**Short exercise:** Copy, in full, each line of the material that holds the word "vagy".

**The data:**
= = = = =
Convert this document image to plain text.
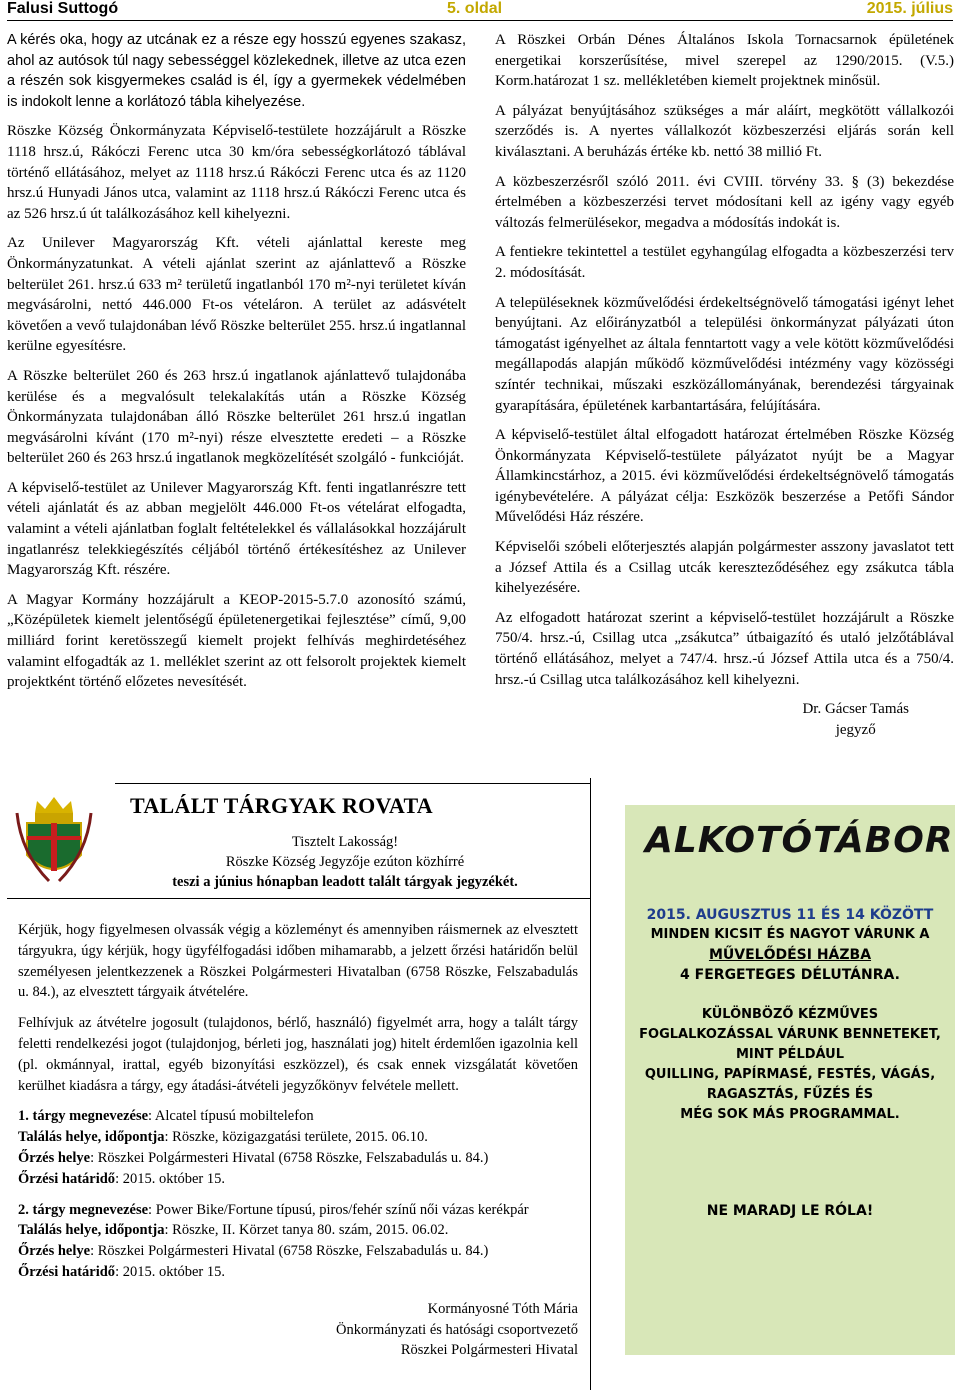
Falusi Suttogó	5. oldal	2015. július

A kérés oka, hogy az utcának ez a része egy hosszú egyenes szakasz, ahol az autósok túl nagy sebességgel közlekednek, illetve az utca ezen a részén sok kisgyermekes család is él, így a gyermekek védelmében is indokolt lenne a korlátozó tábla kihelyezése.

Röszke Község Önkormányzata Képviselő-testülete hozzájárult a Röszke 1118 hrsz.ú, Rákóczi Ferenc utca 30 km/óra sebességkorlátozó táblával történő ellátásához, melyet az 1118 hrsz.ú Rákóczi Ferenc utca és az 1120 hrsz.ú Hunyadi János utca, valamint az 1118 hrsz.ú Rákóczi Ferenc utca és az 526 hrsz.ú út találkozásához kell kihelyezni.

Az Unilever Magyarország Kft. vételi ajánlattal kereste meg Önkormányzatunkat. A vételi ajánlat szerint az ajánlattevő a Röszke belterület 261. hrsz.ú 633 m² területű ingatlanból 170 m²-nyi területet kíván megvásárolni, nettó 446.000 Ft-os vételáron. A terület az adásvételt követően a vevő tulajdonában lévő Röszke belterület 255. hrsz.ú ingatlannal kerülne egyesítésre.

A Röszke belterület 260 és 263 hrsz.ú ingatlanok ajánlattevő tulajdonába kerülése és a megvalósult telekalakítás után a Röszke Község Önkormányzata tulajdonában álló Röszke belterület 261 hrsz.ú ingatlan megvásárolni kívánt (170 m²-nyi) része elvesztette eredeti – a Röszke belterület 260 és 263 hrsz.ú ingatlanok megközelítését szolgáló - funkcióját.

A képviselő-testület az Unilever Magyarország Kft. fenti ingatlanrészre tett vételi ajánlatát és az abban megjelölt 446.000 Ft-os vételárat elfogadta, valamint a vételi ajánlatban foglalt feltételekkel és vállalásokkal hozzájárult ingatlanrész telekkiegészítés céljából történő értékesítéshez az Unilever Magyarország Kft. részére.

A Magyar Kormány hozzájárult a KEOP-2015-5.7.0 azonosító számú, „Középületek kiemelt jelentőségű épületenergetikai fejlesztése” című, 9,00 milliárd forint keretösszegű kiemelt projekt felhívás meghirdetéséhez valamint elfogadták az 1. melléklet szerint az ott felsorolt projektek kiemelt projektként történő előzetes nevesítését.

A Röszkei Orbán Dénes Általános Iskola Tornacsarnok épületének energetikai korszerűsítése, mivel szerepel az 1290/2015. (V.5.) Korm.határozat 1 sz. mellékletében kiemelt projektnek minősül.

A pályázat benyújtásához szükséges a már aláírt, megkötött vállalkozói szerződés is. A nyertes vállalkozót közbeszerzési eljárás során kell kiválasztani. A beruházás értéke kb. nettó 38 millió Ft.

A közbeszerzésről szóló 2011. évi CVIII. törvény 33. § (3) bekezdése értelmében a közbeszerzési tervet módosítani kell az igény vagy egyéb változás felmerülésekor, megadva a módosítás indokát is.

A fentiekre tekintettel a testület egyhangúlag elfogadta a közbeszerzési terv 2. módosítását.

A településeknek közművelődési érdekeltségnövelő támogatási igényt lehet benyújtani. Az előirányzatból a települési önkormányzat pályázati úton támogatást igényelhet az általa fenntartott vagy a vele kötött közművelődési megállapodás alapján működő közművelődési intézmény vagy közösségi színtér technikai, műszaki eszközállományának, berendezési tárgyainak gyarapítására, épületének karbantartására, felújítására.

A képviselő-testület által elfogadott határozat értelmében Röszke Község Önkormányzata Képviselő-testülete pályázatot nyújt be a Magyar Államkincstárhoz, a 2015. évi közművelődési érdekeltségnövelő támogatás igénybevételére. A pályázat célja: Eszközök beszerzése a Petőfi Sándor Művelődési Ház részére.

Képviselői szóbeli előterjesztés alapján polgármester asszony javaslatot tett a József Attila és a Csillag utcák kereszteződéséhez egy zsákutca tábla kihelyezésére.

Az elfogadott határozat szerint a képviselő-testület hozzájárult a Röszke 750/4. hrsz.-ú, Csillag utca „zsákutca” útbaigazító és utaló jelzőtáblával történő ellátásához, melyet a 747/4. hrsz.-ú József Attila utca és a 750/4. hrsz.-ú Csillag utca találkozásához kell kihelyezni.

Dr. Gácser Tamás
jegyző
TALÁLT TÁRGYAK ROVATA
Tisztelt Lakosság!
Röszke Község Jegyzője ezúton közhírré
teszi a június hónapban leadott talált tárgyak jegyzékét.

Kérjük, hogy figyelmesen olvassák végig a közleményt és amennyiben ráismernek az elvesztett tárgyukra, úgy kérjük, hogy ügyfélfogadási időben mihamarabb, a jelzett őrzési határidőn belül személyesen jelentkezzenek a Röszkei Polgármesteri Hivatalban (6758 Röszke, Felszabadulás u. 84.), az elvesztett tárgyaik átvételére.

Felhívjuk az átvételre jogosult (tulajdonos, bérlő, használó) figyelmét arra, hogy a talált tárgy feletti rendelkezési jogot (tulajdonjog, bérleti jog, használati jog) hitelt érdemlően igazolnia kell (pl. okmánnyal, irattal, egyéb bizonyítási eszközzel), és csak ennek vizsgálatát követően kerülhet kiadásra a tárgy, egy átadási-átvételi jegyzőkönyv felvétele mellett.

1. tárgy megnevezése: Alcatel típusú mobiltelefon
Találás helye, időpontja: Röszke, közigazgatási területe, 2015. 06.10.
Őrzés helye: Röszkei Polgármesteri Hivatal (6758 Röszke, Felszabadulás u. 84.)
Őrzési határidő: 2015. október 15.
2. tárgy megnevezése: Power Bike/Fortune típusú, piros/fehér színű női vázas kerékpár
Találás helye, időpontja: Röszke, II. Körzet tanya 80. szám, 2015. 06.02.
Őrzés helye: Röszkei Polgármesteri Hivatal (6758 Röszke, Felszabadulás u. 84.)
Őrzési határidő: 2015. október 15.
Kormányosné Tóth Mária
Önkormányzati és hatósági csoportvezető
Röszkei Polgármesteri Hivatal
ALKOTÓTÁBOR

2015. AUGUSZTUS 11 ÉS 14 KÖZÖTT
MINDEN KICSIT ÉS NAGYOT VÁRUNK A
MŰVELŐDÉSI HÁZBA
4 FERGETEGES DÉLUTÁNRA.

KÜLÖNBÖZŐ KÉZMŰVES
FOGLALKOZÁSSAL VÁRUNK BENNETEKET,
MINT PÉLDÁUL
QUILLING, PAPÍRMASÉ, FESTÉS, VÁGÁS,
RAGASZTÁS, FŰZÉS ÉS
MÉG SOK MÁS PROGRAMMAL.

NE MARADJ LE RÓLA!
= = = = =
**Expected output:**
A közbeszerzésről szóló 2011. évi CVIII. törvény 33. § (3) bekezdése értelmében a közbeszerzési tervet módosítani kell az igény vagy egyéb változás felmerülésekor, megadva a módosítás indokát is.
A településeknek közművelődési érdekeltségnövelő támogatási igényt lehet benyújtani. Az előirányzatból a települési önkormányzat pályázati úton támogatást igényelhet az általa fenntartott vagy a vele kötött közművelődési megállapodás alapján működő közművelődési intézmény vagy közösségi színtér technikai, műszaki eszközállományának, berendezési tárgyainak gyarapítására, épületének karbantartására, felújítására.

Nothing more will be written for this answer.